* **Data rows**
%%

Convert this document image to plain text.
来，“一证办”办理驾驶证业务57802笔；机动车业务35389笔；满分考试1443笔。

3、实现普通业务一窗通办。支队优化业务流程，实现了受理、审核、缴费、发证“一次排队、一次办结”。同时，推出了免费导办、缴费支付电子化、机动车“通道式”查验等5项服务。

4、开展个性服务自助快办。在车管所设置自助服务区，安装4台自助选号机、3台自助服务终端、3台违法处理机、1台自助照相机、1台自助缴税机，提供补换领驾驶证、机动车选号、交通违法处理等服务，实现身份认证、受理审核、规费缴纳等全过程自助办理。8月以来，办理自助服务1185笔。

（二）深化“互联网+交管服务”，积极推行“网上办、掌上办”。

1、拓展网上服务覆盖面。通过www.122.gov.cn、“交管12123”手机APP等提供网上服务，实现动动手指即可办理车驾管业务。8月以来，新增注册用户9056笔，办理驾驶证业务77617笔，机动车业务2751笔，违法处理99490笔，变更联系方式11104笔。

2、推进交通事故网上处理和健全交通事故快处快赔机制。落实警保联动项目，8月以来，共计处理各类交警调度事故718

%%

* **What is required**
Restate all of the entries exactly, please.

* **The response**
Convert this document image to plain text.
来，“一证办”办理驾驶证业务57802笔；机动车业务35389笔；满分考试1443笔。

3、实现普通业务一窗通办。支队优化业务流程，实现了受理、审核、缴费、发证“一次排队、一次办结”。同时，推出了免费导办、缴费支付电子化、机动车“通道式”查验等5项服务。

4、开展个性服务自助快办。在车管所设置自助服务区，安装4台自助选号机、3台自助服务终端、3台违法处理机、1台自助照相机、1台自助缴税机，提供补换领驾驶证、机动车选号、交通违法处理等服务，实现身份认证、受理审核、规费缴纳等全过程自助办理。8月以来，办理自助服务1185笔。

（二）深化“互联网+交管服务”，积极推行“网上办、掌上办”。

1、拓展网上服务覆盖面。通过www.122.gov.cn、“交管12123”手机APP等提供网上服务，实现动动手指即可办理车驾管业务。8月以来，新增注册用户9056笔，办理驾驶证业务77617笔，机动车业务2751笔，违法处理99490笔，变更联系方式11104笔。

2、推进交通事故网上处理和健全交通事故快处快赔机制。落实警保联动项目，8月以来，共计处理各类交警调度事故718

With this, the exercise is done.